Objective:
In the records below, find each line containing the word "stretching" and copy it.

Given entries:
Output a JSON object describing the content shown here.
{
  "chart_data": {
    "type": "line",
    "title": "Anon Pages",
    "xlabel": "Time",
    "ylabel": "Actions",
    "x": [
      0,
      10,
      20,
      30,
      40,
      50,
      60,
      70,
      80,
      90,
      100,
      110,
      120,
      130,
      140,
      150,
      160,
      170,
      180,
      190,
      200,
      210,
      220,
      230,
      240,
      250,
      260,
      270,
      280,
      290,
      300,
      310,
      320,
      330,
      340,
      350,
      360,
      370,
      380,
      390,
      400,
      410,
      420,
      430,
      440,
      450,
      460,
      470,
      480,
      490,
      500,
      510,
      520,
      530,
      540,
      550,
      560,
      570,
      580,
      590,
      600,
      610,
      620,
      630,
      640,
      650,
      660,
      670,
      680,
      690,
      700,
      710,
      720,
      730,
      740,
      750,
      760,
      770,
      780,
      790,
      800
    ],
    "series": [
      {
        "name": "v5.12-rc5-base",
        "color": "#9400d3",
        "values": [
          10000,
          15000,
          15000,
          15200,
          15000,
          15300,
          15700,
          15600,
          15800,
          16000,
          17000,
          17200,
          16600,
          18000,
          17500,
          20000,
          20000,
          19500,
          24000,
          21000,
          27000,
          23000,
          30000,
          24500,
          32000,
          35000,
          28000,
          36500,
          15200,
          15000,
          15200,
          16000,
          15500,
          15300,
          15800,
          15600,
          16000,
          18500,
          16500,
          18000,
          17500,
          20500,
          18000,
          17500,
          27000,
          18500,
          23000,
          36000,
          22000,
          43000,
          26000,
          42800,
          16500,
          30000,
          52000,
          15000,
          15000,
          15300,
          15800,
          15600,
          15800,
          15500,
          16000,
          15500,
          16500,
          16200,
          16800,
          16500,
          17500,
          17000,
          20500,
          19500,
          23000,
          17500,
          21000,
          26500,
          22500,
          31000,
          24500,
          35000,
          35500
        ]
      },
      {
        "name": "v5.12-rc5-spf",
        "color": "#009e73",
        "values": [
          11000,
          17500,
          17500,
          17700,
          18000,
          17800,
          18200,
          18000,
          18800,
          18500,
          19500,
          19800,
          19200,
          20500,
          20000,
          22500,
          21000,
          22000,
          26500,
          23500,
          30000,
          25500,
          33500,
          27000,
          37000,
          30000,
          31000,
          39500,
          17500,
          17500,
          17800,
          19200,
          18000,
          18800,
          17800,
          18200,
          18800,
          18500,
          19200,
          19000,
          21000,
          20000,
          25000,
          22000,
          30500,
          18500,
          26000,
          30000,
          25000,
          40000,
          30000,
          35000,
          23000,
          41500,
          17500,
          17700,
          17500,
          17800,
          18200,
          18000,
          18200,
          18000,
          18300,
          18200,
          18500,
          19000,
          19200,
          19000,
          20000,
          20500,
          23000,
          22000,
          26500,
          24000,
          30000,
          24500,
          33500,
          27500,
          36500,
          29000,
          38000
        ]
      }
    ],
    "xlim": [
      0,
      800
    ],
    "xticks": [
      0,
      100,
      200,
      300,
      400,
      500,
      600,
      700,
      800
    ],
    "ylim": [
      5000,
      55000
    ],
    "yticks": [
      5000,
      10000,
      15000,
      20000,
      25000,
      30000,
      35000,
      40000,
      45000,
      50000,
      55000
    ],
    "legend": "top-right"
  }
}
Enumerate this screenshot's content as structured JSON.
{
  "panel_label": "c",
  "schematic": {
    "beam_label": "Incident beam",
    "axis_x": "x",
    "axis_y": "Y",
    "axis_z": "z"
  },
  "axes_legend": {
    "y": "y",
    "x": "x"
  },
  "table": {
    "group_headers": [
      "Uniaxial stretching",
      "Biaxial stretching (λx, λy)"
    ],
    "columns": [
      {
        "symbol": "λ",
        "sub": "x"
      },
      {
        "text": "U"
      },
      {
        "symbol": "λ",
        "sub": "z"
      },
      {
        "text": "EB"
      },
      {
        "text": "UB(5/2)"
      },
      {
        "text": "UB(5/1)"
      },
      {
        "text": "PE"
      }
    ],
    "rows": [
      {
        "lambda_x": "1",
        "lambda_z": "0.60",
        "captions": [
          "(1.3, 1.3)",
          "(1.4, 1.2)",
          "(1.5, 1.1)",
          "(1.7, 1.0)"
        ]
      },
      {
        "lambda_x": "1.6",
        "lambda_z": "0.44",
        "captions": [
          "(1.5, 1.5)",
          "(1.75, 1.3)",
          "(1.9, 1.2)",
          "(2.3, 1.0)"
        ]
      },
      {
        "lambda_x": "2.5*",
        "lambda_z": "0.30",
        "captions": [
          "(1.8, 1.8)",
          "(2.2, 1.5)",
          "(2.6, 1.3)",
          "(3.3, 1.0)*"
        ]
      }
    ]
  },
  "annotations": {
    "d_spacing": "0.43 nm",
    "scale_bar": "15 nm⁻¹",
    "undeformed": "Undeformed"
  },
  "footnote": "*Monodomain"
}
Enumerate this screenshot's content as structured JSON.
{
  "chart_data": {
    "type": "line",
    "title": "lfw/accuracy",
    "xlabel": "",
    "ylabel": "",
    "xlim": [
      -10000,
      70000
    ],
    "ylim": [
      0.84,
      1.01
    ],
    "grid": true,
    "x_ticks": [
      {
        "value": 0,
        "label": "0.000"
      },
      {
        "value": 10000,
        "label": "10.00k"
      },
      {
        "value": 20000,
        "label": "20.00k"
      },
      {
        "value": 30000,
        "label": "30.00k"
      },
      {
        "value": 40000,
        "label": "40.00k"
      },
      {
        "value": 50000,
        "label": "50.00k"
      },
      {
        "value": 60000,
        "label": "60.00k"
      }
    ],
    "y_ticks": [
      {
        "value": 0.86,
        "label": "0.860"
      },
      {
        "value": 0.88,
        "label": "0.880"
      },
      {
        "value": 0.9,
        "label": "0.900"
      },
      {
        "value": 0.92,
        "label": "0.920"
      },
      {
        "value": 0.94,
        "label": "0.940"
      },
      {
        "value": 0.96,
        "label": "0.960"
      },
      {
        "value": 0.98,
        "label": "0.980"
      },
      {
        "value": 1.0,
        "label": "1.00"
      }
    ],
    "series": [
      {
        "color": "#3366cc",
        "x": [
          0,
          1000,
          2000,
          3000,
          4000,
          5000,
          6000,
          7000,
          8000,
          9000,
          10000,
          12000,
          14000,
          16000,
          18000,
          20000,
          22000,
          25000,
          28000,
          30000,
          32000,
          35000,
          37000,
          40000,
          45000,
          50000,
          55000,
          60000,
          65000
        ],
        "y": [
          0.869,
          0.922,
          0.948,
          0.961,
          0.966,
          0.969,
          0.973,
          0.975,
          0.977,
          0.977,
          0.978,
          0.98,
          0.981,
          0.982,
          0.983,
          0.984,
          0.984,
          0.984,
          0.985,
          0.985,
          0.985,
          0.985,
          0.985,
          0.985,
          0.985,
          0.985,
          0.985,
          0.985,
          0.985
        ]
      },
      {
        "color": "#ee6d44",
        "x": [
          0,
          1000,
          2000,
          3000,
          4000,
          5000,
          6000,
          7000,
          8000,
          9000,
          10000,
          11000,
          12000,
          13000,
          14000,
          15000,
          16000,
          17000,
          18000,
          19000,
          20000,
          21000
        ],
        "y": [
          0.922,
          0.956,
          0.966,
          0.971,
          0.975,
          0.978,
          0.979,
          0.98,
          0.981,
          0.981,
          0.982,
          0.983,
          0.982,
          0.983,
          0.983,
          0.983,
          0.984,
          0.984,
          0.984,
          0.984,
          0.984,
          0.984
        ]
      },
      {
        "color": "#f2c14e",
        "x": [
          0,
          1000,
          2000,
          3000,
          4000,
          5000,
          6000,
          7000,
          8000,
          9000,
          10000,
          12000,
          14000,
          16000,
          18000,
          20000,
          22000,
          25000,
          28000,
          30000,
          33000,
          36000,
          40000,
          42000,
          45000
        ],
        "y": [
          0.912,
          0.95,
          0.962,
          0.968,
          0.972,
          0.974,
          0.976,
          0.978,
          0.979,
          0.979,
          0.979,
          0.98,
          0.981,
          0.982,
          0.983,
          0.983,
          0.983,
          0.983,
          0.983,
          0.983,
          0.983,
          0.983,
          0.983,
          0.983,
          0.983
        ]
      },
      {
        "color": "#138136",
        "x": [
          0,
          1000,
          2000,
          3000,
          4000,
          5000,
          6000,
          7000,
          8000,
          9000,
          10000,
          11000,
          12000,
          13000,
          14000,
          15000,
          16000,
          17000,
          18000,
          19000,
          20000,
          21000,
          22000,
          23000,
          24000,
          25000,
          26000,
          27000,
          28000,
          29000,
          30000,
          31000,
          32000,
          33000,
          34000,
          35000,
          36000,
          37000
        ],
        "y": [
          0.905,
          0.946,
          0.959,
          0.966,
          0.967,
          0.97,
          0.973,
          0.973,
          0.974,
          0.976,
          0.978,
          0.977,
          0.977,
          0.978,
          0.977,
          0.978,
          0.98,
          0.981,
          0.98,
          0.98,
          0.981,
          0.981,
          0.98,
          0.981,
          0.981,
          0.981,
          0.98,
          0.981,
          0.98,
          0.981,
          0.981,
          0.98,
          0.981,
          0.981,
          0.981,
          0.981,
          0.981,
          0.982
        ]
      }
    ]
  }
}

Expected answer:
      "Uniaxial stretching",
      "Biaxial stretching (λx, λy)"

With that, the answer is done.